* START Supplied data *

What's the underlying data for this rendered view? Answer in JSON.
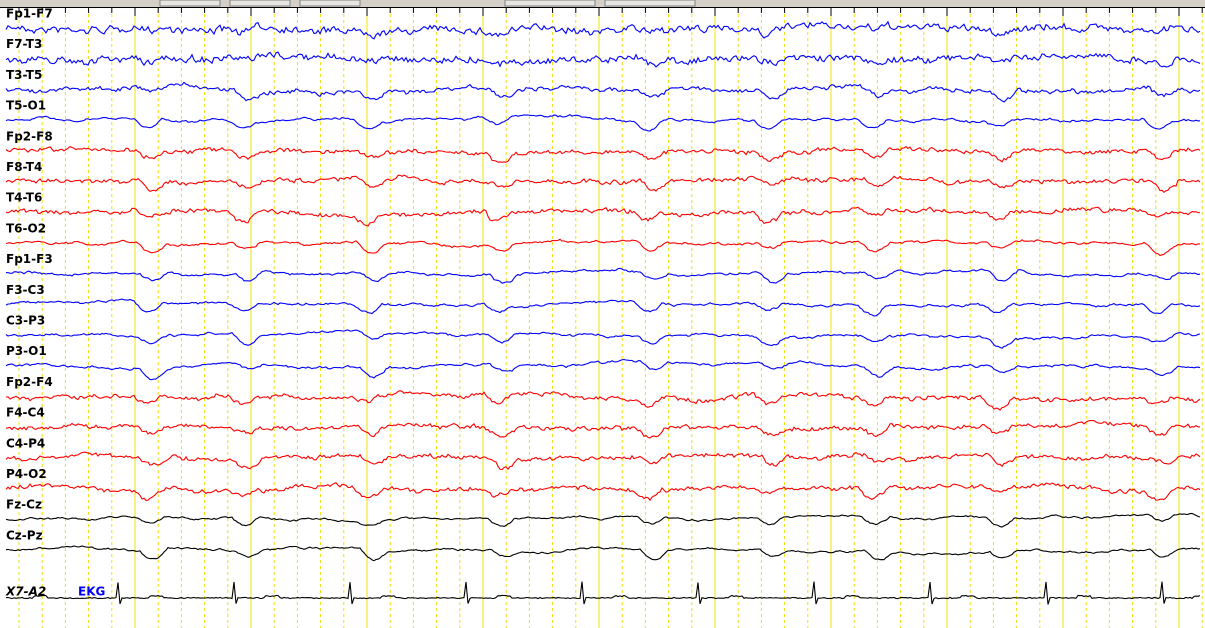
{
  "channels": [
    {
      "label": "Fp1-F7",
      "color": "#0000ff",
      "kind": "fast"
    },
    {
      "label": "F7-T3",
      "color": "#0000ff",
      "kind": "fast"
    },
    {
      "label": "T3-T5",
      "color": "#0000ff",
      "kind": "mid"
    },
    {
      "label": "T5-O1",
      "color": "#0000ff",
      "kind": "slow"
    },
    {
      "label": "Fp2-F8",
      "color": "#ff0000",
      "kind": "mid"
    },
    {
      "label": "F8-T4",
      "color": "#ff0000",
      "kind": "mid"
    },
    {
      "label": "T4-T6",
      "color": "#ff0000",
      "kind": "mid"
    },
    {
      "label": "T6-O2",
      "color": "#ff0000",
      "kind": "slow"
    },
    {
      "label": "Fp1-F3",
      "color": "#0000ff",
      "kind": "slow"
    },
    {
      "label": "F3-C3",
      "color": "#0000ff",
      "kind": "slow"
    },
    {
      "label": "C3-P3",
      "color": "#0000ff",
      "kind": "slow"
    },
    {
      "label": "P3-O1",
      "color": "#0000ff",
      "kind": "slow"
    },
    {
      "label": "Fp2-F4",
      "color": "#ff0000",
      "kind": "mid"
    },
    {
      "label": "F4-C4",
      "color": "#ff0000",
      "kind": "mid"
    },
    {
      "label": "C4-P4",
      "color": "#ff0000",
      "kind": "mid"
    },
    {
      "label": "P4-O2",
      "color": "#ff0000",
      "kind": "mid"
    },
    {
      "label": "Fz-Cz",
      "color": "#000000",
      "kind": "smooth"
    },
    {
      "label": "Cz-Pz",
      "color": "#000000",
      "kind": "smooth"
    },
    {
      "label": "X7-A2",
      "color": "#000000",
      "kind": "ekg"
    }
  ],
  "ekg_label": "EKG"
}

* END Supplied data *

__Written task__. Transcribe all of the entries word for word, but skip any pictures they contain.

__Solution to this exercise__.
What's the underlying data for this rendered view? Answer in JSON.
{
  "channels": [
    {
      "label": "Fp1-F7",
      "color": "#0000ff",
      "kind": "fast"
    },
    {
      "label": "F7-T3",
      "color": "#0000ff",
      "kind": "fast"
    },
    {
      "label": "T3-T5",
      "color": "#0000ff",
      "kind": "mid"
    },
    {
      "label": "T5-O1",
      "color": "#0000ff",
      "kind": "slow"
    },
    {
      "label": "Fp2-F8",
      "color": "#ff0000",
      "kind": "mid"
    },
    {
      "label": "F8-T4",
      "color": "#ff0000",
      "kind": "mid"
    },
    {
      "label": "T4-T6",
      "color": "#ff0000",
      "kind": "mid"
    },
    {
      "label": "T6-O2",
      "color": "#ff0000",
      "kind": "slow"
    },
    {
      "label": "Fp1-F3",
      "color": "#0000ff",
      "kind": "slow"
    },
    {
      "label": "F3-C3",
      "color": "#0000ff",
      "kind": "slow"
    },
    {
      "label": "C3-P3",
      "color": "#0000ff",
      "kind": "slow"
    },
    {
      "label": "P3-O1",
      "color": "#0000ff",
      "kind": "slow"
    },
    {
      "label": "Fp2-F4",
      "color": "#ff0000",
      "kind": "mid"
    },
    {
      "label": "F4-C4",
      "color": "#ff0000",
      "kind": "mid"
    },
    {
      "label": "C4-P4",
      "color": "#ff0000",
      "kind": "mid"
    },
    {
      "label": "P4-O2",
      "color": "#ff0000",
      "kind": "mid"
    },
    {
      "label": "Fz-Cz",
      "color": "#000000",
      "kind": "smooth"
    },
    {
      "label": "Cz-Pz",
      "color": "#000000",
      "kind": "smooth"
    },
    {
      "label": "X7-A2",
      "color": "#000000",
      "kind": "ekg"
    }
  ],
  "ekg_label": "EKG"
}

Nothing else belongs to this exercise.